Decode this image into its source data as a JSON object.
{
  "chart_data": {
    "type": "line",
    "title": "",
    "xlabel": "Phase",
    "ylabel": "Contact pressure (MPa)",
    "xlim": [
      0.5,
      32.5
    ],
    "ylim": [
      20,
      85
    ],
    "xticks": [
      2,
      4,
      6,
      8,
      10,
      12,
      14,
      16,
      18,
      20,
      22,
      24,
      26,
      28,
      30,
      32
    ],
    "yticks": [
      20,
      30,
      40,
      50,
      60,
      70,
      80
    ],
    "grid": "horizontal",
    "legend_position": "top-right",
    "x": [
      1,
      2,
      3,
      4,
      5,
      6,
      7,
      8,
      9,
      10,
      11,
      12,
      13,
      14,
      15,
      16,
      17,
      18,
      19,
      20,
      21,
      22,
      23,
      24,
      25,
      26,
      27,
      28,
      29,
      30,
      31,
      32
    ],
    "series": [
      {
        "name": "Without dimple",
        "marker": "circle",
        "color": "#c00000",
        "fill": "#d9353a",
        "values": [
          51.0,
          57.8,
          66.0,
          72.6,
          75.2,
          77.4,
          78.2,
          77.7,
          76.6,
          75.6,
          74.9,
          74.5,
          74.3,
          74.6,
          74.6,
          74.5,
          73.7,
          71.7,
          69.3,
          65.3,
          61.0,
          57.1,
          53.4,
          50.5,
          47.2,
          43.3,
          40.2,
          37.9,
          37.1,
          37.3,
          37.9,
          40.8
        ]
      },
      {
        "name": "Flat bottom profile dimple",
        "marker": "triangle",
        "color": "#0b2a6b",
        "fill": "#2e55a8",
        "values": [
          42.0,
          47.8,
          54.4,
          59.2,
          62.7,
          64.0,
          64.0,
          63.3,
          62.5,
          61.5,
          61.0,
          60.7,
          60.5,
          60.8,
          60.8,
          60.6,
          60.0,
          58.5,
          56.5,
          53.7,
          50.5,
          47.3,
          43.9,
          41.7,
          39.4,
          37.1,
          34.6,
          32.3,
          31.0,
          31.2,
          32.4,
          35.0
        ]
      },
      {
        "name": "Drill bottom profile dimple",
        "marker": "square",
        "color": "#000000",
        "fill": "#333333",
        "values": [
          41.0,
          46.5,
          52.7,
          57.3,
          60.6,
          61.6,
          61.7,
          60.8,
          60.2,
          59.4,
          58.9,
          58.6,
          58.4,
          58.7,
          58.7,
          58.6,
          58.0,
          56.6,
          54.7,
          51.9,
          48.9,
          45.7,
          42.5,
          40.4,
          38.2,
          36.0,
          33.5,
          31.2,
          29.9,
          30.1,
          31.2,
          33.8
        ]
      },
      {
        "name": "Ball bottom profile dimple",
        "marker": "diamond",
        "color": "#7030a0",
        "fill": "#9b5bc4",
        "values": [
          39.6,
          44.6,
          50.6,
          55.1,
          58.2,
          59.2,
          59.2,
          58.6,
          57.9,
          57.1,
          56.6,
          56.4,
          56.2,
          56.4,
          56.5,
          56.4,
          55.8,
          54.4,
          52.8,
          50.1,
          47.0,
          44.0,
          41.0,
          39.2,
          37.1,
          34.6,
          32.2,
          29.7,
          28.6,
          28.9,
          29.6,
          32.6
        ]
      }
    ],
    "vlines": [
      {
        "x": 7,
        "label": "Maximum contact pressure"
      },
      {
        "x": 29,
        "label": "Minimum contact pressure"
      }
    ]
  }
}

Work to complete = Return all of the data word for word.

Response to the task =
Decode this image into its source data as a JSON object.
{
  "chart_data": {
    "type": "line",
    "title": "",
    "xlabel": "Phase",
    "ylabel": "Contact pressure (MPa)",
    "xlim": [
      0.5,
      32.5
    ],
    "ylim": [
      20,
      85
    ],
    "xticks": [
      2,
      4,
      6,
      8,
      10,
      12,
      14,
      16,
      18,
      20,
      22,
      24,
      26,
      28,
      30,
      32
    ],
    "yticks": [
      20,
      30,
      40,
      50,
      60,
      70,
      80
    ],
    "grid": "horizontal",
    "legend_position": "top-right",
    "x": [
      1,
      2,
      3,
      4,
      5,
      6,
      7,
      8,
      9,
      10,
      11,
      12,
      13,
      14,
      15,
      16,
      17,
      18,
      19,
      20,
      21,
      22,
      23,
      24,
      25,
      26,
      27,
      28,
      29,
      30,
      31,
      32
    ],
    "series": [
      {
        "name": "Without dimple",
        "marker": "circle",
        "color": "#c00000",
        "fill": "#d9353a",
        "values": [
          51.0,
          57.8,
          66.0,
          72.6,
          75.2,
          77.4,
          78.2,
          77.7,
          76.6,
          75.6,
          74.9,
          74.5,
          74.3,
          74.6,
          74.6,
          74.5,
          73.7,
          71.7,
          69.3,
          65.3,
          61.0,
          57.1,
          53.4,
          50.5,
          47.2,
          43.3,
          40.2,
          37.9,
          37.1,
          37.3,
          37.9,
          40.8
        ]
      },
      {
        "name": "Flat bottom profile dimple",
        "marker": "triangle",
        "color": "#0b2a6b",
        "fill": "#2e55a8",
        "values": [
          42.0,
          47.8,
          54.4,
          59.2,
          62.7,
          64.0,
          64.0,
          63.3,
          62.5,
          61.5,
          61.0,
          60.7,
          60.5,
          60.8,
          60.8,
          60.6,
          60.0,
          58.5,
          56.5,
          53.7,
          50.5,
          47.3,
          43.9,
          41.7,
          39.4,
          37.1,
          34.6,
          32.3,
          31.0,
          31.2,
          32.4,
          35.0
        ]
      },
      {
        "name": "Drill bottom profile dimple",
        "marker": "square",
        "color": "#000000",
        "fill": "#333333",
        "values": [
          41.0,
          46.5,
          52.7,
          57.3,
          60.6,
          61.6,
          61.7,
          60.8,
          60.2,
          59.4,
          58.9,
          58.6,
          58.4,
          58.7,
          58.7,
          58.6,
          58.0,
          56.6,
          54.7,
          51.9,
          48.9,
          45.7,
          42.5,
          40.4,
          38.2,
          36.0,
          33.5,
          31.2,
          29.9,
          30.1,
          31.2,
          33.8
        ]
      },
      {
        "name": "Ball bottom profile dimple",
        "marker": "diamond",
        "color": "#7030a0",
        "fill": "#9b5bc4",
        "values": [
          39.6,
          44.6,
          50.6,
          55.1,
          58.2,
          59.2,
          59.2,
          58.6,
          57.9,
          57.1,
          56.6,
          56.4,
          56.2,
          56.4,
          56.5,
          56.4,
          55.8,
          54.4,
          52.8,
          50.1,
          47.0,
          44.0,
          41.0,
          39.2,
          37.1,
          34.6,
          32.2,
          29.7,
          28.6,
          28.9,
          29.6,
          32.6
        ]
      }
    ],
    "vlines": [
      {
        "x": 7,
        "label": "Maximum contact pressure"
      },
      {
        "x": 29,
        "label": "Minimum contact pressure"
      }
    ]
  }
}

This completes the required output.